▶ _GIVEN RECORDS_:
________________

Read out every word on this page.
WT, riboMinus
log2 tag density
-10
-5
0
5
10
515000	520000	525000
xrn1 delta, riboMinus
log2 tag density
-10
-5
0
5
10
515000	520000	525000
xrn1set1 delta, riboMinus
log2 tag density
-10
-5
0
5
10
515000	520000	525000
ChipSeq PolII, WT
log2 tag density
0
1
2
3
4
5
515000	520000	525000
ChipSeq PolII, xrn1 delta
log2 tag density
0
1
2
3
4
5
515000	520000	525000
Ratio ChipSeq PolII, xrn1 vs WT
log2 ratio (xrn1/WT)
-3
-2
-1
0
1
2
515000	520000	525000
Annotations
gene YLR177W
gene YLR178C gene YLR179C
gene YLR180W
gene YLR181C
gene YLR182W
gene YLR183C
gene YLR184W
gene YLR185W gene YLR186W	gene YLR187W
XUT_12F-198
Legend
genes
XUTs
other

________________

▶ _EXERCISE OBJECTIVE_: Having read the records above, reproduce each one exactly.

▶ _RESPONSE FOR THIS EXERCISE_:
Read out every word on this page.
WT, riboMinus
log2 tag density
-10
-5
0
5
10
515000	520000	525000
xrn1 delta, riboMinus
log2 tag density
-10
-5
0
5
10
515000	520000	525000
xrn1set1 delta, riboMinus
log2 tag density
-10
-5
0
5
10
515000	520000	525000
ChipSeq PolII, WT
log2 tag density
0
1
2
3
4
5
515000	520000	525000
ChipSeq PolII, xrn1 delta
log2 tag density
0
1
2
3
4
5
515000	520000	525000
Ratio ChipSeq PolII, xrn1 vs WT
log2 ratio (xrn1/WT)
-3
-2
-1
0
1
2
515000	520000	525000
Annotations
gene YLR177W
gene YLR178C gene YLR179C
gene YLR180W
gene YLR181C
gene YLR182W
gene YLR183C
gene YLR184W
gene YLR185W gene YLR186W	gene YLR187W
XUT_12F-198
Legend
genes
XUTs
other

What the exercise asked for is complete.